=== Exercise instructions ===
Say only how many lines contain the word "jest".

=== Available data ===
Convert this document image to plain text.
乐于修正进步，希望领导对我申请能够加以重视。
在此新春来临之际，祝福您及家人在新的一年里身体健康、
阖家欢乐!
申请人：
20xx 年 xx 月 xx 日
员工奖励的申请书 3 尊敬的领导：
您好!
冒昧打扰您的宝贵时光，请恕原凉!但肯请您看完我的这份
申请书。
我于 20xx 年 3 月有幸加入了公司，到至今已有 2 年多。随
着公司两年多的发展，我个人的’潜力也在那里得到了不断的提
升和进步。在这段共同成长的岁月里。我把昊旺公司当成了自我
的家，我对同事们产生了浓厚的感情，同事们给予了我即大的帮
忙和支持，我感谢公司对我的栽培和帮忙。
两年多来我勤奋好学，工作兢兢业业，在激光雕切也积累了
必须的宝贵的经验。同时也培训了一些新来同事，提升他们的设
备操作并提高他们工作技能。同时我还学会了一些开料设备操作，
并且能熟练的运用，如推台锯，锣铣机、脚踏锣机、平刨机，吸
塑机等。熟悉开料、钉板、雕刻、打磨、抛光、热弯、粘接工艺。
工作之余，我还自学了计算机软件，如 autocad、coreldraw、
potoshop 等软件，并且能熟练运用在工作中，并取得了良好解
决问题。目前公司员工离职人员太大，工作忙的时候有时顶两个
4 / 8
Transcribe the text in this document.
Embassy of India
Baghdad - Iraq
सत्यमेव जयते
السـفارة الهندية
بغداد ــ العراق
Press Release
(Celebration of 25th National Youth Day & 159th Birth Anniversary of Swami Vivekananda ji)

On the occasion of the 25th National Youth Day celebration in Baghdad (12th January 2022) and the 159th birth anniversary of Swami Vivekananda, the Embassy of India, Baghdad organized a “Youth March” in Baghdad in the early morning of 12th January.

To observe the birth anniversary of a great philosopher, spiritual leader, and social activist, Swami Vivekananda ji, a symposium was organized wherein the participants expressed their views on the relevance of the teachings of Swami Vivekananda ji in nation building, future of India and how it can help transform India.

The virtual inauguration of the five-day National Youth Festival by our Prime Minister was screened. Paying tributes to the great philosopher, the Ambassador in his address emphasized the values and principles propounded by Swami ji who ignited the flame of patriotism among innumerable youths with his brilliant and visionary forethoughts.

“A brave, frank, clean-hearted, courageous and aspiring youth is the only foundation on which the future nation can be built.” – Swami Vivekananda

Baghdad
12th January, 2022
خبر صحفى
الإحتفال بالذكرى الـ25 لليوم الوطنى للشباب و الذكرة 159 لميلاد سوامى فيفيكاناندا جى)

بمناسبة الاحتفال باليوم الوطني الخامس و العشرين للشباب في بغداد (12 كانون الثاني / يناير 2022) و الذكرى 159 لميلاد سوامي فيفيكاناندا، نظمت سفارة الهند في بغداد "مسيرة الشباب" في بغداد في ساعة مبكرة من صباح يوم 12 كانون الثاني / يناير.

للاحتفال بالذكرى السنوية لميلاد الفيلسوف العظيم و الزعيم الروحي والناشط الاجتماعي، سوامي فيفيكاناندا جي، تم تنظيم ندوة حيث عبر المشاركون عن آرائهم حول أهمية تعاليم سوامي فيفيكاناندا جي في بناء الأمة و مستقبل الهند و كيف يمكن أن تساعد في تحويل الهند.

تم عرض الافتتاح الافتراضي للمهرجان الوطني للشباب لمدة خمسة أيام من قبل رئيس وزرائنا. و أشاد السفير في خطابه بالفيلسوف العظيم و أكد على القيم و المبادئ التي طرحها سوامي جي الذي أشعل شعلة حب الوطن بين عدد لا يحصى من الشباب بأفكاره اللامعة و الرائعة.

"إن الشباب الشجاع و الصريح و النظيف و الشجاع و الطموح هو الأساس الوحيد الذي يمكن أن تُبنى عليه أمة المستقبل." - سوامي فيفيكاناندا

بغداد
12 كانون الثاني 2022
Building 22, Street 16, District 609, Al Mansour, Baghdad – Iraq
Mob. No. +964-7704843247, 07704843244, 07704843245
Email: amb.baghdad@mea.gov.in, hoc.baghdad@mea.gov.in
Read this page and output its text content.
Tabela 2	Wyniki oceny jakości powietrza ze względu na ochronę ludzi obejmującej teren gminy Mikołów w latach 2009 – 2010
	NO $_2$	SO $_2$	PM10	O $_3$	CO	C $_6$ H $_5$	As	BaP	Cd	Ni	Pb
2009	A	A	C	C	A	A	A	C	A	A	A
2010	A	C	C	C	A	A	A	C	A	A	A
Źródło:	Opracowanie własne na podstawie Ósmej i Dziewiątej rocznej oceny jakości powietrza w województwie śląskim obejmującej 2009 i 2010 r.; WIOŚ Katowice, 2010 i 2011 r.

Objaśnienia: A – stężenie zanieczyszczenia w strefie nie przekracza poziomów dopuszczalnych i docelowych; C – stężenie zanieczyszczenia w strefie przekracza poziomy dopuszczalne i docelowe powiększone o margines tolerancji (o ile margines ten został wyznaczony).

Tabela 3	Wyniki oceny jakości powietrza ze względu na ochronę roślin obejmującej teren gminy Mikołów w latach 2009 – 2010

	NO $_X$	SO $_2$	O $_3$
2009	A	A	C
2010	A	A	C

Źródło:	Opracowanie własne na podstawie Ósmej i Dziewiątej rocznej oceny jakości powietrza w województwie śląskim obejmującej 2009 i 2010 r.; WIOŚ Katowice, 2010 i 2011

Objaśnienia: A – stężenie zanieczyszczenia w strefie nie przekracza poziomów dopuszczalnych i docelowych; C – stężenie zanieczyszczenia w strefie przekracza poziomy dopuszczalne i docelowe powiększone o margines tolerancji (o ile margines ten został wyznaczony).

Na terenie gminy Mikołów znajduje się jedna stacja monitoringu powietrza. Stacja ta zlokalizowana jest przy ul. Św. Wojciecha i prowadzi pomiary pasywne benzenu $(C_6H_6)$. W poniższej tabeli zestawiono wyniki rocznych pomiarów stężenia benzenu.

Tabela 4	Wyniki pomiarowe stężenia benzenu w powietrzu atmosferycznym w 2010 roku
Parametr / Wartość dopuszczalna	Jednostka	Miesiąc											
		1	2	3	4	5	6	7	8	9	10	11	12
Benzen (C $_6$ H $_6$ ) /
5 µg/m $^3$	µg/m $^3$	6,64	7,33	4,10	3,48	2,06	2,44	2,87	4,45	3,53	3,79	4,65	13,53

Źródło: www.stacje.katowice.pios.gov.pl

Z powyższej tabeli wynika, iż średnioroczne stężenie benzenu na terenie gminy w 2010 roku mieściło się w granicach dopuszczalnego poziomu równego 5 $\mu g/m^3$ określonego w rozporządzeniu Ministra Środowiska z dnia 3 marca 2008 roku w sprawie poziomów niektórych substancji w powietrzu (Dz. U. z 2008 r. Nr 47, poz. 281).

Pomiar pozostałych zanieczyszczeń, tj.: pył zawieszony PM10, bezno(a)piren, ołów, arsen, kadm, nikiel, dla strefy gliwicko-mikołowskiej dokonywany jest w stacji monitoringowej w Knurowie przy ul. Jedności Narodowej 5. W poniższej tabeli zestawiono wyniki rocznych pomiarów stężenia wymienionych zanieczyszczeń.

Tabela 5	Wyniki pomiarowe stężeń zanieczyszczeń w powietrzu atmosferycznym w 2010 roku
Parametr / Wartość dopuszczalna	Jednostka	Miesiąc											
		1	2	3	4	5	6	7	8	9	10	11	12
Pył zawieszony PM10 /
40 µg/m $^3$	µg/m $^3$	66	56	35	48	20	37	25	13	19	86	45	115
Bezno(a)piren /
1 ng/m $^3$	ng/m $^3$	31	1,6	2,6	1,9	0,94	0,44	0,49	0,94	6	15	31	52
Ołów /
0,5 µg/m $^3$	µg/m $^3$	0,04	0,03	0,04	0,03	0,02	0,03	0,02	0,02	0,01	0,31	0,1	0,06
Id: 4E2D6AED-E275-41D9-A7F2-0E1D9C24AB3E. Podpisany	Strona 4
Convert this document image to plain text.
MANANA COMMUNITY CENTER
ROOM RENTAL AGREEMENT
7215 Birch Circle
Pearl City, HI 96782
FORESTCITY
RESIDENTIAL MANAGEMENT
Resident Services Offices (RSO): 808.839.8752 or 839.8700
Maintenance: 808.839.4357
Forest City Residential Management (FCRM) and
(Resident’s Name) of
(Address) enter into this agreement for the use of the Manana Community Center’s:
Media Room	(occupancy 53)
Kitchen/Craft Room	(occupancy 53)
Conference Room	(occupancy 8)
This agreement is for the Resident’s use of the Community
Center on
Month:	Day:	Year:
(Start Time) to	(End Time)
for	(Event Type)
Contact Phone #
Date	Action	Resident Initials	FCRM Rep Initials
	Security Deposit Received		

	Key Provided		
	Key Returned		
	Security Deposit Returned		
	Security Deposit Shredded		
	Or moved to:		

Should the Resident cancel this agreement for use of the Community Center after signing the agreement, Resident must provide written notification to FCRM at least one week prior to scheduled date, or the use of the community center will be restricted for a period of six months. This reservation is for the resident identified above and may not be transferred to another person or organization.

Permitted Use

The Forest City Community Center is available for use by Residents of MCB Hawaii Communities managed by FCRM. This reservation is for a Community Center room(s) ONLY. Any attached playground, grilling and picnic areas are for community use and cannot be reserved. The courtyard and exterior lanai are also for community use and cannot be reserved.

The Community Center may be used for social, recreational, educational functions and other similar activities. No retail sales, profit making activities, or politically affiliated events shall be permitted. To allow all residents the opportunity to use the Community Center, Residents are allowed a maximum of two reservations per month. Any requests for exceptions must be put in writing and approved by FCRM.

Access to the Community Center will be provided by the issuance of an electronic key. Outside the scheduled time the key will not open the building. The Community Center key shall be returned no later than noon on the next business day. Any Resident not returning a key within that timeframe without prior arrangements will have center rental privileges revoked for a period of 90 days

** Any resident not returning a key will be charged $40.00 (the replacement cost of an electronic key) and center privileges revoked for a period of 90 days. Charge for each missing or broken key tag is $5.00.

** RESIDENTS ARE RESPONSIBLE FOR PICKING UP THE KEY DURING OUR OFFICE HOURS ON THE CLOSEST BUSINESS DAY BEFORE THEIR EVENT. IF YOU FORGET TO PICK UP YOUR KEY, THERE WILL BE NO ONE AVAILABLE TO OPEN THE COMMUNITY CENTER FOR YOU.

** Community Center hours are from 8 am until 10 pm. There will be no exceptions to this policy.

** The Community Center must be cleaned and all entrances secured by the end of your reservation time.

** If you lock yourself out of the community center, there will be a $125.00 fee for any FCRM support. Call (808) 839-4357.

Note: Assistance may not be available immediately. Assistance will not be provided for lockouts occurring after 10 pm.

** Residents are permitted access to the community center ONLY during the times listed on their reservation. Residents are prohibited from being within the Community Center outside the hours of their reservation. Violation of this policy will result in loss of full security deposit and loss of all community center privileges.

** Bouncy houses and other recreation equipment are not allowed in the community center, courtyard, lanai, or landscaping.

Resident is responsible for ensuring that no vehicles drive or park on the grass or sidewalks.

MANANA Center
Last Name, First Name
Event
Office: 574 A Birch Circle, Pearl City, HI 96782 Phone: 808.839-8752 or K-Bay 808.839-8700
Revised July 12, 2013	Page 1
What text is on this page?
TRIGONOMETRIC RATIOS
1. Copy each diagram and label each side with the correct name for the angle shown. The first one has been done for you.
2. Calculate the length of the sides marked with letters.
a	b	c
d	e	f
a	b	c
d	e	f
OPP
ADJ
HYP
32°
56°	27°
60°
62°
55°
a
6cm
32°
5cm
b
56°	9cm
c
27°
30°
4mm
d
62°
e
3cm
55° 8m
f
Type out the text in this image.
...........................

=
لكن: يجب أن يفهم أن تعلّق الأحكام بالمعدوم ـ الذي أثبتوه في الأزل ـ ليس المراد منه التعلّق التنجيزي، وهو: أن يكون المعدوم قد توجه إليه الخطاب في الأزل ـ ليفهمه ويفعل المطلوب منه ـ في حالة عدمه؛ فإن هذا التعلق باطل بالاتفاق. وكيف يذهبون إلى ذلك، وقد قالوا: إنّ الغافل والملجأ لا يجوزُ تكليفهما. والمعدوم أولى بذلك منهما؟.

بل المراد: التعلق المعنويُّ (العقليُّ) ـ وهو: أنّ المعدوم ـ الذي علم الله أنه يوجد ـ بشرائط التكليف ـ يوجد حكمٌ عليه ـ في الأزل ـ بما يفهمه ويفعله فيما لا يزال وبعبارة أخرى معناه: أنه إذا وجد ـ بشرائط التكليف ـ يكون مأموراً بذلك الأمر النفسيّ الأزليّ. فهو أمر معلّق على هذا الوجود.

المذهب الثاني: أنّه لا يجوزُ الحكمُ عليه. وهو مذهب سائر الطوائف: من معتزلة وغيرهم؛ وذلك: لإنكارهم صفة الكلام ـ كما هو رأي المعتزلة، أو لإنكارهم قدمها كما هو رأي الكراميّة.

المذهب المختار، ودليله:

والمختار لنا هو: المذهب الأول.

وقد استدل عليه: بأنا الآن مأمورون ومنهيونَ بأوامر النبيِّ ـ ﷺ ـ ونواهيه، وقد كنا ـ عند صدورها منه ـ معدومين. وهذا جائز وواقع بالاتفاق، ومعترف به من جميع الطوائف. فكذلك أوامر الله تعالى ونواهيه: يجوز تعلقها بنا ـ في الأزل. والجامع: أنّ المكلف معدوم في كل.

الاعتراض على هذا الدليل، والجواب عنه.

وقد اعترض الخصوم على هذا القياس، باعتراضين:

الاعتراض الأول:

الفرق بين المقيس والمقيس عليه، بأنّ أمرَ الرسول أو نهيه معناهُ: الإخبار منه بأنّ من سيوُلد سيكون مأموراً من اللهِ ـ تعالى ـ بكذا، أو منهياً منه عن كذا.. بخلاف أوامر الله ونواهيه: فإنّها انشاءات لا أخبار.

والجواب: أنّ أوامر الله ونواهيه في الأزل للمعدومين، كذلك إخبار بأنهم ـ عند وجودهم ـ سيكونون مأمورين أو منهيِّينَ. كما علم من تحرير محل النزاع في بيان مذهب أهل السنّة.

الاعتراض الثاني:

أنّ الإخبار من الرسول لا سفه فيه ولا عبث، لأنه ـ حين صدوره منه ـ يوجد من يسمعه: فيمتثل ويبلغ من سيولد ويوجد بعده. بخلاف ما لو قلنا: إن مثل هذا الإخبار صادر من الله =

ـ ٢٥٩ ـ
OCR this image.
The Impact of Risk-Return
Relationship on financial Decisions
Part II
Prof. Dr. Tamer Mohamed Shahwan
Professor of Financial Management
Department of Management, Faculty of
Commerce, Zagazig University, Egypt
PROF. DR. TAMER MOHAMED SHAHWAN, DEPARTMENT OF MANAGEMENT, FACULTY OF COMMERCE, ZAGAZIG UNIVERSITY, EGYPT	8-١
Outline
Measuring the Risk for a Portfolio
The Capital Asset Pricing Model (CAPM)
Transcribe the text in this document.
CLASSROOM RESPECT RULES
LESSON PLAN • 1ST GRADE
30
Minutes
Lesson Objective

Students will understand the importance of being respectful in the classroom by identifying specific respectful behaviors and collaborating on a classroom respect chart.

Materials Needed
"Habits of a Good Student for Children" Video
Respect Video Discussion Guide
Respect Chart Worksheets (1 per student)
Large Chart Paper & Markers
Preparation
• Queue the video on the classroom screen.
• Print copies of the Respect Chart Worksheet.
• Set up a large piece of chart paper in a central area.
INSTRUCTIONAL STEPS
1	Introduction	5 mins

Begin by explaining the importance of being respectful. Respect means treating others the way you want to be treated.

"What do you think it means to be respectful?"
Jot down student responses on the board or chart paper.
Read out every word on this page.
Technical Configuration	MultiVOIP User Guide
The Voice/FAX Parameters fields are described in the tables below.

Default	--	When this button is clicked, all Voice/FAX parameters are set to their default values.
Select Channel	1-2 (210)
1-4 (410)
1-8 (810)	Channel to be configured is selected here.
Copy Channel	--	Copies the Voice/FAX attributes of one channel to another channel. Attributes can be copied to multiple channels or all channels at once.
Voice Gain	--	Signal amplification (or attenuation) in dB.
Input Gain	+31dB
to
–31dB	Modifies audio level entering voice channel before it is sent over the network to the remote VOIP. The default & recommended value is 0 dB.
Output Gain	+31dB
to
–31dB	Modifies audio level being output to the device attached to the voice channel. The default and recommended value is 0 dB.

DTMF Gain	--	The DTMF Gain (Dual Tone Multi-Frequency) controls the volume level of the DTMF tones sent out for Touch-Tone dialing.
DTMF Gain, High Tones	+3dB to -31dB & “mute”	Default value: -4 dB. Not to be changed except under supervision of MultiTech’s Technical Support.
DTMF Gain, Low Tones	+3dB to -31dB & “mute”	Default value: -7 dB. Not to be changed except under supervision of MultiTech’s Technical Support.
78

=== Answer to this exercise ===
2